- _TASK INSTRUCTIONS_
Copy out the entries below precisely; nothing is to be omitted.

- _RECORDS PROVIDED_
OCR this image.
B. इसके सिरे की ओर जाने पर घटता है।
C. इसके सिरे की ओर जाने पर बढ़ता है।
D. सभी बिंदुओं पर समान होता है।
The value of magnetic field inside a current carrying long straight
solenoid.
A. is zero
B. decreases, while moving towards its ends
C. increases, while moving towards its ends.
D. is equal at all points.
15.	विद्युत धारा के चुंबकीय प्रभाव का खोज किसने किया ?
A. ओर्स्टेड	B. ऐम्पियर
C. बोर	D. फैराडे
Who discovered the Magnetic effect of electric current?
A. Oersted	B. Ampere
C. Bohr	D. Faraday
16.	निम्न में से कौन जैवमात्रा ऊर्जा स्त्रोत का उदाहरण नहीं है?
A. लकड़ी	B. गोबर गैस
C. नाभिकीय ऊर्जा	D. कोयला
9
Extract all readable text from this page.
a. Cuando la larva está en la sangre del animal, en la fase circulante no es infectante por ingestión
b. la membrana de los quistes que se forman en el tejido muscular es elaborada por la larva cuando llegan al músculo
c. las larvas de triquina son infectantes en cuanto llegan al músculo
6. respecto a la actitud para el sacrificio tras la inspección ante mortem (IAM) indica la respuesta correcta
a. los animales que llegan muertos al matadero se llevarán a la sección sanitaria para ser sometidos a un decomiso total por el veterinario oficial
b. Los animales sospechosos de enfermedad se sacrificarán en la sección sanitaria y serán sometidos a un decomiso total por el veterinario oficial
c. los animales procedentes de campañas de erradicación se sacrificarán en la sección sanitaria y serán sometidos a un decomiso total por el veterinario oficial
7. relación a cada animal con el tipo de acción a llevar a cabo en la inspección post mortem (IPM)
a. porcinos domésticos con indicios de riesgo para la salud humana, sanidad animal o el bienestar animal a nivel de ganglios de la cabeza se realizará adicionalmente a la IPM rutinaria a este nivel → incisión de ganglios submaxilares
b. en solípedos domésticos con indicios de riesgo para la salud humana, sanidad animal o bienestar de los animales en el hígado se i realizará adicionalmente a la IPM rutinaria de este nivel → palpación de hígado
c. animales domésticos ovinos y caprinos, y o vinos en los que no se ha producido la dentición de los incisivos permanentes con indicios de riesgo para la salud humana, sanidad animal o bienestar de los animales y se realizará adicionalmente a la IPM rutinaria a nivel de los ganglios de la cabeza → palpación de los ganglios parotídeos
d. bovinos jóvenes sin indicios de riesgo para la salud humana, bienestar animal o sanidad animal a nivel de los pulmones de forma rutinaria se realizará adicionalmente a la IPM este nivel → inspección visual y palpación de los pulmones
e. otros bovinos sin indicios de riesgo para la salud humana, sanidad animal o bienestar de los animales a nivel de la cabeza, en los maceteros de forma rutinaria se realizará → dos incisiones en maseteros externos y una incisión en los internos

- _ANSWER TO THIS EXERCISE_
OCR this image.
B. इसके सिरे की ओर जाने पर घटता है।
C. इसके सिरे की ओर जाने पर बढ़ता है।
D. सभी बिंदुओं पर समान होता है।
The value of magnetic field inside a current carrying long straight
solenoid.
A. is zero
B. decreases, while moving towards its ends
C. increases, while moving towards its ends.
D. is equal at all points.
15.	विद्युत धारा के चुंबकीय प्रभाव का खोज किसने किया ?
A. ओर्स्टेड	B. ऐम्पियर
C. बोर	D. फैराडे
Who discovered the Magnetic effect of electric current?
A. Oersted	B. Ampere
C. Bohr	D. Faraday
16.	निम्न में से कौन जैवमात्रा ऊर्जा स्त्रोत का उदाहरण नहीं है?
A. लकड़ी	B. गोबर गैस
C. नाभिकीय ऊर्जा	D. कोयला
9
Extract all readable text from this page.
a. Cuando la larva está en la sangre del animal, en la fase circulante no es infectante por ingestión
b. la membrana de los quistes que se forman en el tejido muscular es elaborada por la larva cuando llegan al músculo
c. las larvas de triquina son infectantes en cuanto llegan al músculo
6. respecto a la actitud para el sacrificio tras la inspección ante mortem (IAM) indica la respuesta correcta
a. los animales que llegan muertos al matadero se llevarán a la sección sanitaria para ser sometidos a un decomiso total por el veterinario oficial
b. Los animales sospechosos de enfermedad se sacrificarán en la sección sanitaria y serán sometidos a un decomiso total por el veterinario oficial
c. los animales procedentes de campañas de erradicación se sacrificarán en la sección sanitaria y serán sometidos a un decomiso total por el veterinario oficial
7. relación a cada animal con el tipo de acción a llevar a cabo en la inspección post mortem (IPM)
a. porcinos domésticos con indicios de riesgo para la salud humana, sanidad animal o el bienestar animal a nivel de ganglios de la cabeza se realizará adicionalmente a la IPM rutinaria a este nivel → incisión de ganglios submaxilares
b. en solípedos domésticos con indicios de riesgo para la salud humana, sanidad animal o bienestar de los animales en el hígado se i realizará adicionalmente a la IPM rutinaria de este nivel → palpación de hígado
c. animales domésticos ovinos y caprinos, y o vinos en los que no se ha producido la dentición de los incisivos permanentes con indicios de riesgo para la salud humana, sanidad animal o bienestar de los animales y se realizará adicionalmente a la IPM rutinaria a nivel de los ganglios de la cabeza → palpación de los ganglios parotídeos
d. bovinos jóvenes sin indicios de riesgo para la salud humana, bienestar animal o sanidad animal a nivel de los pulmones de forma rutinaria se realizará adicionalmente a la IPM este nivel → inspección visual y palpación de los pulmones
e. otros bovinos sin indicios de riesgo para la salud humana, sanidad animal o bienestar de los animales a nivel de la cabeza, en los maceteros de forma rutinaria se realizará → dos incisiones en maseteros externos y una incisión en los internos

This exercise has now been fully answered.